## Items listed in a dataset
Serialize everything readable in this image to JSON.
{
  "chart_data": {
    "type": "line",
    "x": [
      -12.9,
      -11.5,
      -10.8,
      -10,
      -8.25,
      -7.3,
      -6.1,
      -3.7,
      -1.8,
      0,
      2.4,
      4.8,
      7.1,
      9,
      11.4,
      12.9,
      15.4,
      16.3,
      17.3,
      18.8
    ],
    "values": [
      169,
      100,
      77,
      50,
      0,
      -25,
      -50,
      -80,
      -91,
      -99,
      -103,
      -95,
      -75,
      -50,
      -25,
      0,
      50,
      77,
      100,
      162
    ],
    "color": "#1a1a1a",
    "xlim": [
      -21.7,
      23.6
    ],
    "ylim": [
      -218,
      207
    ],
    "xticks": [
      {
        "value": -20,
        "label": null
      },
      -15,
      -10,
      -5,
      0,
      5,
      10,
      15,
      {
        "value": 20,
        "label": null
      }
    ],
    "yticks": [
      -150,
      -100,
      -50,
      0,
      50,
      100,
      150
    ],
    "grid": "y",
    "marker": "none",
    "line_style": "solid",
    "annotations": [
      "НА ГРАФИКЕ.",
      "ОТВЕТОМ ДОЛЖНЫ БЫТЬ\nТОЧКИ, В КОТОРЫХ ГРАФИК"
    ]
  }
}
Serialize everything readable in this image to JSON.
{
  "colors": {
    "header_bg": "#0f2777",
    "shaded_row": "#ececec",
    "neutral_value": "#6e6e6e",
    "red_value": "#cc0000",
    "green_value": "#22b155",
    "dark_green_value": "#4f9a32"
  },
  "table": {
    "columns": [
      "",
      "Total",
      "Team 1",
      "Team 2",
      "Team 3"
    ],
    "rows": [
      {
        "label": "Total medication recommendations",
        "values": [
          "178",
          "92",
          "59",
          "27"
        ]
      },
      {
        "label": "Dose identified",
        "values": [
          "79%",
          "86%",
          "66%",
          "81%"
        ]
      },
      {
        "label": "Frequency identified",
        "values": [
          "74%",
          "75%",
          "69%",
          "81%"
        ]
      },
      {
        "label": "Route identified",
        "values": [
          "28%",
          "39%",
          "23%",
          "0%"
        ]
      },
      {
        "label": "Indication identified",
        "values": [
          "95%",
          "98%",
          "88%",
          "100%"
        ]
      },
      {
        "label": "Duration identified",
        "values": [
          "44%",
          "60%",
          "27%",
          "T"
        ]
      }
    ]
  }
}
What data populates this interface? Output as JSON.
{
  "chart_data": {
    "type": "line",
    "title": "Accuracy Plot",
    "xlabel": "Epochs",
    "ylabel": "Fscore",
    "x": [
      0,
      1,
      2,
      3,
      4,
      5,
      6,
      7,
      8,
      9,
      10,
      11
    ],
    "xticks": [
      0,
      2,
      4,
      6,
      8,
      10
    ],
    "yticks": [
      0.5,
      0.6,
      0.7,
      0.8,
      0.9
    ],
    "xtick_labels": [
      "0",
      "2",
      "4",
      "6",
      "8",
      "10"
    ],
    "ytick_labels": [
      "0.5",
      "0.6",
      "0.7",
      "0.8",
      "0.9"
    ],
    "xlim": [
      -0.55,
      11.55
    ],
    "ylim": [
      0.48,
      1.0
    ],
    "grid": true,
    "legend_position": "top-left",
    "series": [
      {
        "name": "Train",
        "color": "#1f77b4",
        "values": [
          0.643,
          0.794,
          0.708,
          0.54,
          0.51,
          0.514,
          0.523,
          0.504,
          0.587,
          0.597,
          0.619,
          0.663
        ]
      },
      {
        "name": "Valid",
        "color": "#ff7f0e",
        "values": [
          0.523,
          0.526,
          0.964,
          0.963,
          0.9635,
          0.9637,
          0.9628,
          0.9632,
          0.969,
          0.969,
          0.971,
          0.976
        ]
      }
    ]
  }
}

## Task directions
Reproduce the full set of records precisely.

## Reply
Serialize everything readable in this image to JSON.
{
  "chart_data": {
    "type": "line",
    "x": [
      -12.9,
      -11.5,
      -10.8,
      -10,
      -8.25,
      -7.3,
      -6.1,
      -3.7,
      -1.8,
      0,
      2.4,
      4.8,
      7.1,
      9,
      11.4,
      12.9,
      15.4,
      16.3,
      17.3,
      18.8
    ],
    "values": [
      169,
      100,
      77,
      50,
      0,
      -25,
      -50,
      -80,
      -91,
      -99,
      -103,
      -95,
      -75,
      -50,
      -25,
      0,
      50,
      77,
      100,
      162
    ],
    "color": "#1a1a1a",
    "xlim": [
      -21.7,
      23.6
    ],
    "ylim": [
      -218,
      207
    ],
    "xticks": [
      {
        "value": -20,
        "label": null
      },
      -15,
      -10,
      -5,
      0,
      5,
      10,
      15,
      {
        "value": 20,
        "label": null
      }
    ],
    "yticks": [
      -150,
      -100,
      -50,
      0,
      50,
      100,
      150
    ],
    "grid": "y",
    "marker": "none",
    "line_style": "solid",
    "annotations": [
      "НА ГРАФИКЕ.",
      "ОТВЕТОМ ДОЛЖНЫ БЫТЬ\nТОЧКИ, В КОТОРЫХ ГРАФИК"
    ]
  }
}
Serialize everything readable in this image to JSON.
{
  "colors": {
    "header_bg": "#0f2777",
    "shaded_row": "#ececec",
    "neutral_value": "#6e6e6e",
    "red_value": "#cc0000",
    "green_value": "#22b155",
    "dark_green_value": "#4f9a32"
  },
  "table": {
    "columns": [
      "",
      "Total",
      "Team 1",
      "Team 2",
      "Team 3"
    ],
    "rows": [
      {
        "label": "Total medication recommendations",
        "values": [
          "178",
          "92",
          "59",
          "27"
        ]
      },
      {
        "label": "Dose identified",
        "values": [
          "79%",
          "86%",
          "66%",
          "81%"
        ]
      },
      {
        "label": "Frequency identified",
        "values": [
          "74%",
          "75%",
          "69%",
          "81%"
        ]
      },
      {
        "label": "Route identified",
        "values": [
          "28%",
          "39%",
          "23%",
          "0%"
        ]
      },
      {
        "label": "Indication identified",
        "values": [
          "95%",
          "98%",
          "88%",
          "100%"
        ]
      },
      {
        "label": "Duration identified",
        "values": [
          "44%",
          "60%",
          "27%",
          "T"
        ]
      }
    ]
  }
}
What data populates this interface? Output as JSON.
{
  "chart_data": {
    "type": "line",
    "title": "Accuracy Plot",
    "xlabel": "Epochs",
    "ylabel": "Fscore",
    "x": [
      0,
      1,
      2,
      3,
      4,
      5,
      6,
      7,
      8,
      9,
      10,
      11
    ],
    "xticks": [
      0,
      2,
      4,
      6,
      8,
      10
    ],
    "yticks": [
      0.5,
      0.6,
      0.7,
      0.8,
      0.9
    ],
    "xtick_labels": [
      "0",
      "2",
      "4",
      "6",
      "8",
      "10"
    ],
    "ytick_labels": [
      "0.5",
      "0.6",
      "0.7",
      "0.8",
      "0.9"
    ],
    "xlim": [
      -0.55,
      11.55
    ],
    "ylim": [
      0.48,
      1.0
    ],
    "grid": true,
    "legend_position": "top-left",
    "series": [
      {
        "name": "Train",
        "color": "#1f77b4",
        "values": [
          0.643,
          0.794,
          0.708,
          0.54,
          0.51,
          0.514,
          0.523,
          0.504,
          0.587,
          0.597,
          0.619,
          0.663
        ]
      },
      {
        "name": "Valid",
        "color": "#ff7f0e",
        "values": [
          0.523,
          0.526,
          0.964,
          0.963,
          0.9635,
          0.9637,
          0.9628,
          0.9632,
          0.969,
          0.969,
          0.971,
          0.976
        ]
      }
    ]
  }
}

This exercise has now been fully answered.